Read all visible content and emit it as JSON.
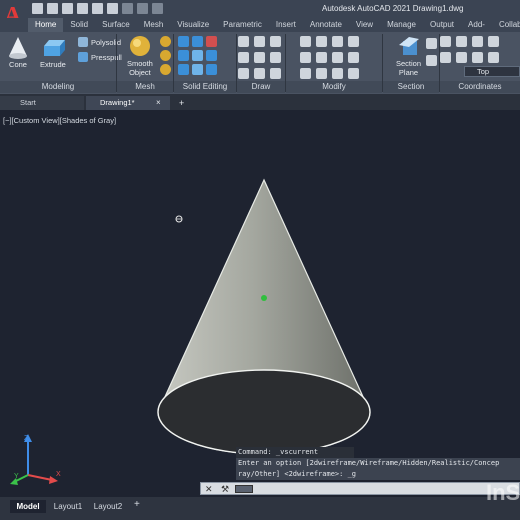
{
  "window": {
    "title": "Autodesk AutoCAD 2021    Drawing1.dwg",
    "app_logo": "A"
  },
  "ribbon": {
    "tabs": [
      "Home",
      "Solid",
      "Surface",
      "Mesh",
      "Visualize",
      "Parametric",
      "Insert",
      "Annotate",
      "View",
      "Manage",
      "Output",
      "Add-ins",
      "Collaborate"
    ],
    "active_tab": "Home",
    "tools": {
      "cone": "Cone",
      "extrude": "Extrude",
      "polysolid": "Polysolid",
      "presspull": "Presspull",
      "smooth_object_line1": "Smooth",
      "smooth_object_line2": "Object",
      "section_plane_line1": "Section",
      "section_plane_line2": "Plane"
    },
    "panels": [
      "Modeling",
      "Mesh",
      "Solid Editing",
      "Draw",
      "Modify",
      "Section",
      "Coordinates"
    ],
    "view_combo": "Top"
  },
  "filetabs": {
    "start": "Start",
    "drawing": "Drawing1*",
    "close": "×",
    "add": "+"
  },
  "viewport": {
    "label": "[−][Custom View][Shades of Gray]"
  },
  "command": {
    "history_line1": "Command: _vscurrent",
    "history_line2": "Enter an option [2dwireframe/Wireframe/Hidden/Realistic/Concep",
    "history_line3": "ray/Other] <2dwireframe>: _g"
  },
  "layout_tabs": {
    "model": "Model",
    "layout1": "Layout1",
    "layout2": "Layout2",
    "add": "+"
  },
  "watermark": "InS",
  "colors": {
    "background": "#1e2330",
    "ribbon": "#4a5362",
    "cone_light": "#b9bcb4",
    "cone_dark": "#6f736c",
    "cone_base": "#2a2c2e"
  }
}
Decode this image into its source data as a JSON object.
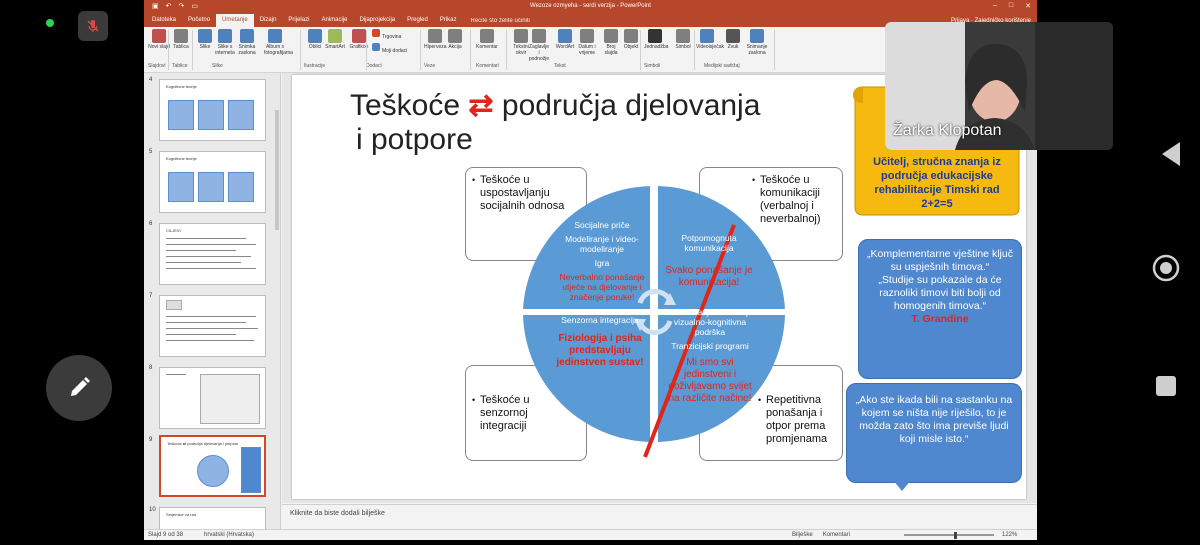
{
  "call": {
    "participant_name": "Žarka Klopotan"
  },
  "window": {
    "title": "Wezoze ozmyeha - serdi verzija - PowerPoint",
    "account": "Prijava",
    "share": "Zajedničko korištenje",
    "tell_me": "Recite što želite učiniti"
  },
  "tabs": [
    "Datoteka",
    "Početno",
    "Umetanje",
    "Dizajn",
    "Prijelazi",
    "Animacije",
    "Dijaprojekcija",
    "Pregled",
    "Prikaz"
  ],
  "active_tab": "Umetanje",
  "ribbon": {
    "buttons": [
      {
        "label": "Novi slajd"
      },
      {
        "label": "Tablica"
      },
      {
        "label": "Slike"
      },
      {
        "label": "Slike s interneta"
      },
      {
        "label": "Snimka zaslona"
      },
      {
        "label": "Album s fotografijama"
      },
      {
        "label": "Oblici"
      },
      {
        "label": "SmartArt"
      },
      {
        "label": "Grafikon"
      },
      {
        "label": "Trgovina"
      },
      {
        "label": "Moji dodaci"
      },
      {
        "label": "Hiperveza"
      },
      {
        "label": "Akcija"
      },
      {
        "label": "Komentar"
      },
      {
        "label": "Tekstni okvir"
      },
      {
        "label": "Zaglavlje i podnožje"
      },
      {
        "label": "WordArt"
      },
      {
        "label": "Datum i vrijeme"
      },
      {
        "label": "Broj slajda"
      },
      {
        "label": "Objekt"
      },
      {
        "label": "Jednadžba"
      },
      {
        "label": "Simbol"
      },
      {
        "label": "Videoisječak"
      },
      {
        "label": "Zvuk"
      },
      {
        "label": "Snimanje zaslona"
      }
    ],
    "groups": [
      "Slajdovi",
      "Tablice",
      "Slike",
      "Ilustracije",
      "Dodaci",
      "Veze",
      "Komentari",
      "Tekst",
      "Simboli",
      "Medijski sadržaj"
    ]
  },
  "thumbnails": {
    "numbers": [
      "4",
      "5",
      "6",
      "7",
      "8",
      "9",
      "10"
    ],
    "titles": [
      "Kognitivne teorije",
      "Kognitivne teorije",
      "CILJEVI",
      "",
      "",
      "Teškoće ⇄ područja djelovanja i potpore",
      "Smjernice za rad"
    ]
  },
  "slide": {
    "title_part1": "Teškoće",
    "title_arrows": "⇄",
    "title_part2": "područja djelovanja",
    "title_line2": "i potpore",
    "box_tl": "Teškoće u uspostavljanju socijalnih odnosa",
    "box_tr": "Teškoće u komunikaciji (verbalnoj i neverbalnoj)",
    "box_bl": "Teškoće u senzornoj integraciji",
    "box_br": "Repetitivna ponašanja i otpor prema promjenama",
    "q1_line1": "Socijalne priče",
    "q1_line2": "Modeliranje i video-modeliranje",
    "q1_line3": "Igra",
    "q1_red": "Neverbalno ponašanje utječe na djelovanje i značenje poruke!",
    "q2_line1": "Potpomognuta komunikacija",
    "q2_red": "Svako ponašanje je komunikacija!",
    "q3_line1": "Senzorna integracija",
    "q3_red": "Fiziologija i psiha predstavljaju jedinstven sustav!",
    "q4_line1": "Strukturiranje okruženja i vizualno-kognitivna podrška",
    "q4_line2": "Tranzicijski programi",
    "q4_red": "Mi smo svi jedinstveni i doživljavamo svijet na različite načine!",
    "yellow_text": "Učitelj, stručna znanja iz područja edukacijske rehabilitacije Timski rad 2+2=5",
    "blue1_line1": "„Komplementarne vještine ključ su uspješnih timova.“",
    "blue1_line2": "„Studije su pokazale da će raznoliki timovi biti bolji od homogenih timova.“",
    "blue1_author": "T. Grandine",
    "blue2": "„Ako ste ikada bili na sastanku na kojem se ništa nije riješilo, to je možda zato što ima previše ljudi koji misle isto.“"
  },
  "notes_placeholder": "Kliknite da biste dodali bilješke",
  "status": {
    "slide_of": "Slajd 9 od 38",
    "language": "hrvatski (Hrvatska)",
    "notes": "Bilješke",
    "comments": "Komentari",
    "zoom": "122%"
  },
  "colors": {
    "ppt_accent": "#b7472a",
    "circle_blue": "#5b9bd5",
    "red_text": "#e0251b",
    "yellow": "#f5b90f",
    "quote_blue": "#4f88cf"
  }
}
┄┄┄┄┄┄
Set task -
Leave out the pictures and return every record word for word.

Written response -
Read all visible content and emit it as JSON.
{
  "window": {
    "title": "Autodesk AutoCAD 2021    Drawing1.dwg",
    "app_logo": "A"
  },
  "ribbon": {
    "tabs": [
      "Home",
      "Solid",
      "Surface",
      "Mesh",
      "Visualize",
      "Parametric",
      "Insert",
      "Annotate",
      "View",
      "Manage",
      "Output",
      "Add-ins",
      "Collaborate"
    ],
    "active_tab": "Home",
    "tools": {
      "cone": "Cone",
      "extrude": "Extrude",
      "polysolid": "Polysolid",
      "presspull": "Presspull",
      "smooth_object_line1": "Smooth",
      "smooth_object_line2": "Object",
      "section_plane_line1": "Section",
      "section_plane_line2": "Plane"
    },
    "panels": [
      "Modeling",
      "Mesh",
      "Solid Editing",
      "Draw",
      "Modify",
      "Section",
      "Coordinates"
    ],
    "view_combo": "Top"
  },
  "filetabs": {
    "start": "Start",
    "drawing": "Drawing1*",
    "close": "×",
    "add": "+"
  },
  "viewport": {
    "label": "[−][Custom View][Shades of Gray]"
  },
  "command": {
    "history_line1": "Command: _vscurrent",
    "history_line2": "Enter an option [2dwireframe/Wireframe/Hidden/Realistic/Concep",
    "history_line3": "ray/Other] <2dwireframe>: _g"
  },
  "layout_tabs": {
    "model": "Model",
    "layout1": "Layout1",
    "layout2": "Layout2",
    "add": "+"
  },
  "watermark": "InS",
  "colors": {
    "background": "#1e2330",
    "ribbon": "#4a5362",
    "cone_light": "#b9bcb4",
    "cone_dark": "#6f736c",
    "cone_base": "#2a2c2e"
  }
}
Decode this image into its source data as a JSON object.
{
  "call": {
    "participant_name": "Žarka Klopotan"
  },
  "window": {
    "title": "Wezoze ozmyeha - serdi verzija - PowerPoint",
    "account": "Prijava",
    "share": "Zajedničko korištenje",
    "tell_me": "Recite što želite učiniti"
  },
  "tabs": [
    "Datoteka",
    "Početno",
    "Umetanje",
    "Dizajn",
    "Prijelazi",
    "Animacije",
    "Dijaprojekcija",
    "Pregled",
    "Prikaz"
  ],
  "active_tab": "Umetanje",
  "ribbon": {
    "buttons": [
      {
        "label": "Novi slajd"
      },
      {
        "label": "Tablica"
      },
      {
        "label": "Slike"
      },
      {
        "label": "Slike s interneta"
      },
      {
        "label": "Snimka zaslona"
      },
      {
        "label": "Album s fotografijama"
      },
      {
        "label": "Oblici"
      },
      {
        "label": "SmartArt"
      },
      {
        "label": "Grafikon"
      },
      {
        "label": "Trgovina"
      },
      {
        "label": "Moji dodaci"
      },
      {
        "label": "Hiperveza"
      },
      {
        "label": "Akcija"
      },
      {
        "label": "Komentar"
      },
      {
        "label": "Tekstni okvir"
      },
      {
        "label": "Zaglavlje i podnožje"
      },
      {
        "label": "WordArt"
      },
      {
        "label": "Datum i vrijeme"
      },
      {
        "label": "Broj slajda"
      },
      {
        "label": "Objekt"
      },
      {
        "label": "Jednadžba"
      },
      {
        "label": "Simbol"
      },
      {
        "label": "Videoisječak"
      },
      {
        "label": "Zvuk"
      },
      {
        "label": "Snimanje zaslona"
      }
    ],
    "groups": [
      "Slajdovi",
      "Tablice",
      "Slike",
      "Ilustracije",
      "Dodaci",
      "Veze",
      "Komentari",
      "Tekst",
      "Simboli",
      "Medijski sadržaj"
    ]
  },
  "thumbnails": {
    "numbers": [
      "4",
      "5",
      "6",
      "7",
      "8",
      "9",
      "10"
    ],
    "titles": [
      "Kognitivne teorije",
      "Kognitivne teorije",
      "CILJEVI",
      "",
      "",
      "Teškoće ⇄ područja djelovanja i potpore",
      "Smjernice za rad"
    ]
  },
  "slide": {
    "title_part1": "Teškoće",
    "title_arrows": "⇄",
    "title_part2": "područja djelovanja",
    "title_line2": "i potpore",
    "box_tl": "Teškoće u uspostavljanju socijalnih odnosa",
    "box_tr": "Teškoće u komunikaciji (verbalnoj i neverbalnoj)",
    "box_bl": "Teškoće u senzornoj integraciji",
    "box_br": "Repetitivna ponašanja i otpor prema promjenama",
    "q1_line1": "Socijalne priče",
    "q1_line2": "Modeliranje i video-modeliranje",
    "q1_line3": "Igra",
    "q1_red": "Neverbalno ponašanje utječe na djelovanje i značenje poruke!",
    "q2_line1": "Potpomognuta komunikacija",
    "q2_red": "Svako ponašanje je komunikacija!",
    "q3_line1": "Senzorna integracija",
    "q3_red": "Fiziologija i psiha predstavljaju jedinstven sustav!",
    "q4_line1": "Strukturiranje okruženja i vizualno-kognitivna podrška",
    "q4_line2": "Tranzicijski programi",
    "q4_red": "Mi smo svi jedinstveni i doživljavamo svijet na različite načine!",
    "yellow_text": "Učitelj, stručna znanja iz područja edukacijske rehabilitacije Timski rad 2+2=5",
    "blue1_line1": "„Komplementarne vještine ključ su uspješnih timova.“",
    "blue1_line2": "„Studije su pokazale da će raznoliki timovi biti bolji od homogenih timova.“",
    "blue1_author": "T. Grandine",
    "blue2": "„Ako ste ikada bili na sastanku na kojem se ništa nije riješilo, to je možda zato što ima previše ljudi koji misle isto.“"
  },
  "notes_placeholder": "Kliknite da biste dodali bilješke",
  "status": {
    "slide_of": "Slajd 9 od 38",
    "language": "hrvatski (Hrvatska)",
    "notes": "Bilješke",
    "comments": "Komentari",
    "zoom": "122%"
  },
  "colors": {
    "ppt_accent": "#b7472a",
    "circle_blue": "#5b9bd5",
    "red_text": "#e0251b",
    "yellow": "#f5b90f",
    "quote_blue": "#4f88cf"
  }
}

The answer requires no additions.